Problems to solve:
**A)** In the passage on the Humphrey Institute's election polling, with which partner did the Institute begin horserace polling in 2004?
**B)** List every election race that the passage on the Humphrey Institute's election polling reviews, giving each with its year.
**C)** Carry the passage on the Humphrey Institute's election polling forward from its final sentence.

Extract provided:
□ □ □ □ □ □ □
The Institute has been doing general public opinion polling for years; in 2004, in conjunction with Minnesota Public Radio, they dove into the horserace game.

Let’s just sum up their performance in each of the five Presidential, Gubernatorial and Senate races they’ve polled in that time:

2004 Presidential Race

  • HHH Poll:  Kerry 43, Bush 37
  • Actual Election Results: Kerry 51, Bush 47
  • Bush underrepresented by 10.61, Kerry by 8.09.

2006 Gubernatorial Race]

  • HHH Poll: Hatch 45, Pawlenty 40
  • Actual Election Results: Pawlenty 46.45.
  • Pawlenty underrepresented by six, Hatch polled accurately.

2006 Senate Race

  • HHH Poll: Klobuchar 54, Kennedy 34
  • Actual Election Results: Klobuchar 58.06, Kennedy 37.94
  • Kennedy underpolled by 3.94, Klobuchar by 4.06 – but it was a blowout.  We’ll come back to this.

2008 Presidential Election

  • HHH Poll: Obama 56, Mccain 37
  • Actual Election Results: Obama 54.2, McCain 44.
  • Obama overrepresented almost two points; McCain, almost seven points under. A ten point race was portrayed as a 20 point landslide.

2008 US Senate Race

  • HHH Poll: Franken 41, Coleman 37
  • Actual Election Results: Franken by 41.99 to 41.98.
  • Franken underrepresented by less than a point; Coleman, by almost five.  A tie race was portayed as a convincing five points beat-down.

2010 Governor Race

  • HHH Poll: Dayton 41, Emmer 29.
  • Actual Election: Dayton 43.63, Emmer 43.21, recount in progress.
  • A tie race was depicted as a 12 point blowout.

A polling guru will say that these gross inaccuracies are a function of the Humphrey’s likely voter model – which for whatever reason assumed in each case that Democrats were much more likely to vote than Republicans, and likely to make up a greater portion of the electorate.
□ □ □ □ □ □ □
Data lines:
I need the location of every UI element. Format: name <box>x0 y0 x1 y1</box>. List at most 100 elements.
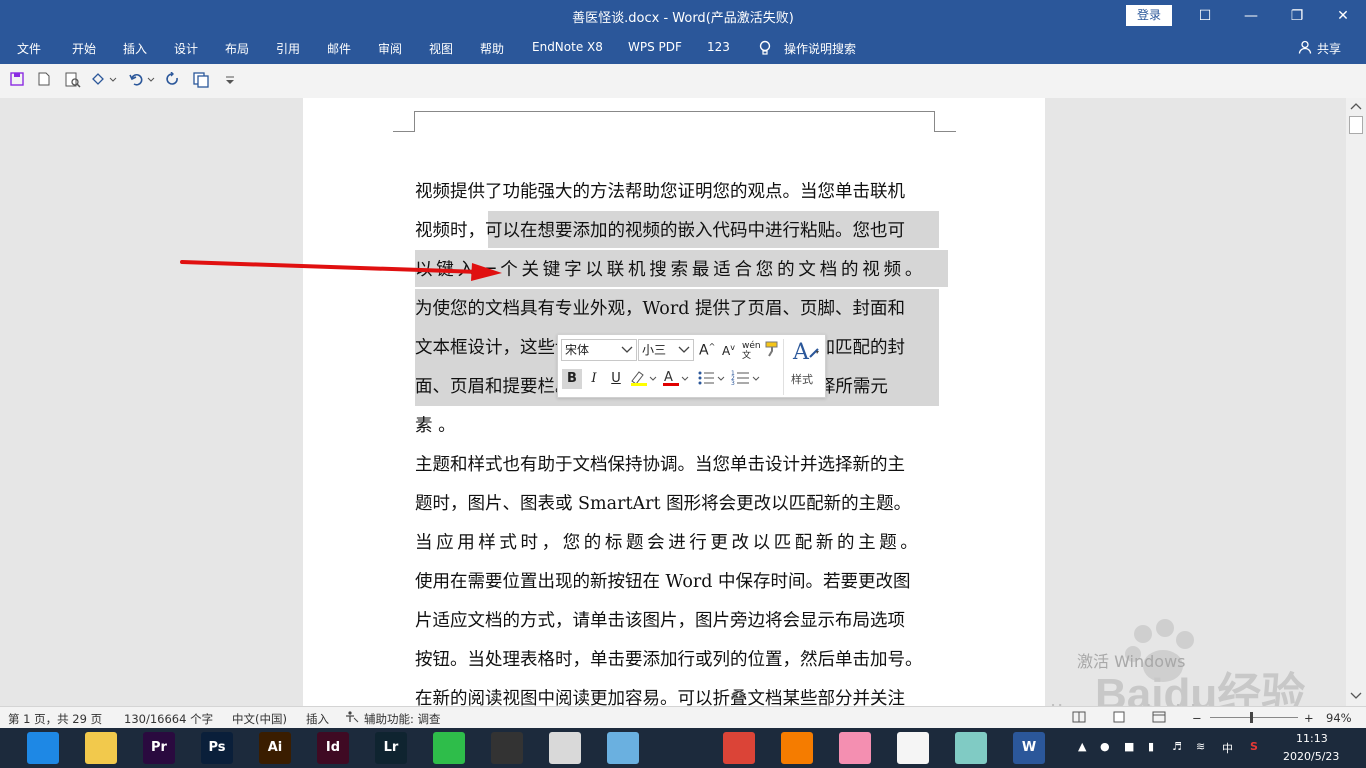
□ □ □ □ □ □ □
Replies:
**A)** Minnesota Public Radio.

**B)**
- 2004 Presidential Race
- 2006 Gubernatorial Race
- 2006 Senate Race
- 2008 Presidential Election
- 2008 US Senate Race
- 2010 Governor Race

**C)**
And yet the Humphrey Institute’s heuristics – the procedural, institutional and methodological rules by which institutions develop intelligence about things like voter behavior – seem to be stuck, for whatever reason, in the eighties.  The average HHH poll shows Republican candidates to be polling over five and a half points lower than Democrats in their real-life election performances.


In five of the six races covered above, the errors in measurement underrepresented the GOP.  It’s an figure lower than that of the “Minnesota Poll” only because they’ve been in business sixty years fewer than the Strib’s poll.

Why would this be?

More next week.

In our next installment: I’ve shown you the behavior of both polls in horseraces across the board.  But a particularly interesting bit of behavior comes out if you throw out the blowouts – the 30 point massacre in the 1994 Governor race, the 20 points slaughter in the 2006 Senate contest – and focus on the tight races.

More on Wednesday.


\The series so far:

Monday, 11/8: Introduction.

Wednesday, 11/10: Polling Minnesota – The sixty-six year history of the Strib’s Minnesota Poll. It offers some surprises.

Friday, 11/12: Daves, Goliath:  Rob Daves ran the Minnesota Poll from 1987 ’til 2007.  And the statistics during that era have a certain…consistency?

Monday, 11/15: Hubert, You Magnificent Bastard, I Read Your Numbers!:  The Humphrey Institute has been polling Minnesota for six years, now.  And the results are…interesting.  In the classic Hindi sense of the term.

Wednesday, 11/17: Close Shaves: Close races are the most interesting.  For everyone.  Including you, if you’re reading this series.

Friday, 11/19: The Hay They Make: So what does the media and the Twin Cities political establishment do with these numbers?

Monday, 11/22: A Million’s A Crowd:  Attention, statisticians:  Raw data!  Suitable for cloudsourcing!

The Great Poll Scam, Part III: Daves, Goliath

Rob Daves took over the Minnesota Poll in 1987.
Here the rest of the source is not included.